--- Goal of the exercise ---
Make an exact copy of the listing below.

--- Begin Data for the task ---

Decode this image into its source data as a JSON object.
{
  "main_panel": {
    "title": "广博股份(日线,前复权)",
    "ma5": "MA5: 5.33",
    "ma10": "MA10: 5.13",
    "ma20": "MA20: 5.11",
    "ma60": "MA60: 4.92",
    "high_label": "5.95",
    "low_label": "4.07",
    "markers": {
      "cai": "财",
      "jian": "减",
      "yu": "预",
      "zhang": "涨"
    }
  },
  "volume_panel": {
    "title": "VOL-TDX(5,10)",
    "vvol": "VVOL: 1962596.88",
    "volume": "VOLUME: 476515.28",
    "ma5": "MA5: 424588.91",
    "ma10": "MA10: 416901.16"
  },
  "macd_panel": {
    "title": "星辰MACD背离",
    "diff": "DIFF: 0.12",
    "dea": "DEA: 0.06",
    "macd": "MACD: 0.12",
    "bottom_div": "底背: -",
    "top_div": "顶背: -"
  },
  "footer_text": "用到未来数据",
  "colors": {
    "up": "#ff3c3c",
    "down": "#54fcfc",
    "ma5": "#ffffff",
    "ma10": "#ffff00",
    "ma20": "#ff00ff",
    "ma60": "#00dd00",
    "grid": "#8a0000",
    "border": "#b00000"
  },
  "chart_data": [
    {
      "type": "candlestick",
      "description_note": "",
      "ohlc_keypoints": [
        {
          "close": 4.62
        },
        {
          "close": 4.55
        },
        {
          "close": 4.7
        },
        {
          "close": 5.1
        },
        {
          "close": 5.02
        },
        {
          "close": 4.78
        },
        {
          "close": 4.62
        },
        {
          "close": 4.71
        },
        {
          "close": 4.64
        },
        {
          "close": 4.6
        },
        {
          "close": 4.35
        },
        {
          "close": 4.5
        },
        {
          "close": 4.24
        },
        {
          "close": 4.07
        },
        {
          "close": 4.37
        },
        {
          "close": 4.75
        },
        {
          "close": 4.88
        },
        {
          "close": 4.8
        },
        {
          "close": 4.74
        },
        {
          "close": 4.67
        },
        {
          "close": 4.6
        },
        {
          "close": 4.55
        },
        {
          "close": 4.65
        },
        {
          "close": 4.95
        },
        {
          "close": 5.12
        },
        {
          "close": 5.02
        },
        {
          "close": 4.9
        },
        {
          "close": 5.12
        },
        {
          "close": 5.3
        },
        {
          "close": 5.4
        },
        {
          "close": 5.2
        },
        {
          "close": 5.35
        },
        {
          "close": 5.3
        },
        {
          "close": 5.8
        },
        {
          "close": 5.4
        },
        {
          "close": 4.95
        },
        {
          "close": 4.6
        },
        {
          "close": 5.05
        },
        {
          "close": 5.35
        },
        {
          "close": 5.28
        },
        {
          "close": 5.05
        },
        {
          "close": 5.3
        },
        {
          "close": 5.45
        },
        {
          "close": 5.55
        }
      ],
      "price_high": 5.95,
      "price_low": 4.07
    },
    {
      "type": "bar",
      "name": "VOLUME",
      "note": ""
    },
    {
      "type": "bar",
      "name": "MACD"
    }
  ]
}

--- End Data for the task ---

--- Response to the exercise ---
Decode this image into its source data as a JSON object.
{
  "main_panel": {
    "title": "广博股份(日线,前复权)",
    "ma5": "MA5: 5.33",
    "ma10": "MA10: 5.13",
    "ma20": "MA20: 5.11",
    "ma60": "MA60: 4.92",
    "high_label": "5.95",
    "low_label": "4.07",
    "markers": {
      "cai": "财",
      "jian": "减",
      "yu": "预",
      "zhang": "涨"
    }
  },
  "volume_panel": {
    "title": "VOL-TDX(5,10)",
    "vvol": "VVOL: 1962596.88",
    "volume": "VOLUME: 476515.28",
    "ma5": "MA5: 424588.91",
    "ma10": "MA10: 416901.16"
  },
  "macd_panel": {
    "title": "星辰MACD背离",
    "diff": "DIFF: 0.12",
    "dea": "DEA: 0.06",
    "macd": "MACD: 0.12",
    "bottom_div": "底背: -",
    "top_div": "顶背: -"
  },
  "footer_text": "用到未来数据",
  "colors": {
    "up": "#ff3c3c",
    "down": "#54fcfc",
    "ma5": "#ffffff",
    "ma10": "#ffff00",
    "ma20": "#ff00ff",
    "ma60": "#00dd00",
    "grid": "#8a0000",
    "border": "#b00000"
  },
  "chart_data": [
    {
      "type": "candlestick",
      "description_note": "",
      "ohlc_keypoints": [
        {
          "close": 4.62
        },
        {
          "close": 4.55
        },
        {
          "close": 4.7
        },
        {
          "close": 5.1
        },
        {
          "close": 5.02
        },
        {
          "close": 4.78
        },
        {
          "close": 4.62
        },
        {
          "close": 4.71
        },
        {
          "close": 4.64
        },
        {
          "close": 4.6
        },
        {
          "close": 4.35
        },
        {
          "close": 4.5
        },
        {
          "close": 4.24
        },
        {
          "close": 4.07
        },
        {
          "close": 4.37
        },
        {
          "close": 4.75
        },
        {
          "close": 4.88
        },
        {
          "close": 4.8
        },
        {
          "close": 4.74
        },
        {
          "close": 4.67
        },
        {
          "close": 4.6
        },
        {
          "close": 4.55
        },
        {
          "close": 4.65
        },
        {
          "close": 4.95
        },
        {
          "close": 5.12
        },
        {
          "close": 5.02
        },
        {
          "close": 4.9
        },
        {
          "close": 5.12
        },
        {
          "close": 5.3
        },
        {
          "close": 5.4
        },
        {
          "close": 5.2
        },
        {
          "close": 5.35
        },
        {
          "close": 5.3
        },
        {
          "close": 5.8
        },
        {
          "close": 5.4
        },
        {
          "close": 4.95
        },
        {
          "close": 4.6
        },
        {
          "close": 5.05
        },
        {
          "close": 5.35
        },
        {
          "close": 5.28
        },
        {
          "close": 5.05
        },
        {
          "close": 5.3
        },
        {
          "close": 5.45
        },
        {
          "close": 5.55
        }
      ],
      "price_high": 5.95,
      "price_low": 4.07
    },
    {
      "type": "bar",
      "name": "VOLUME",
      "note": ""
    },
    {
      "type": "bar",
      "name": "MACD"
    }
  ]
}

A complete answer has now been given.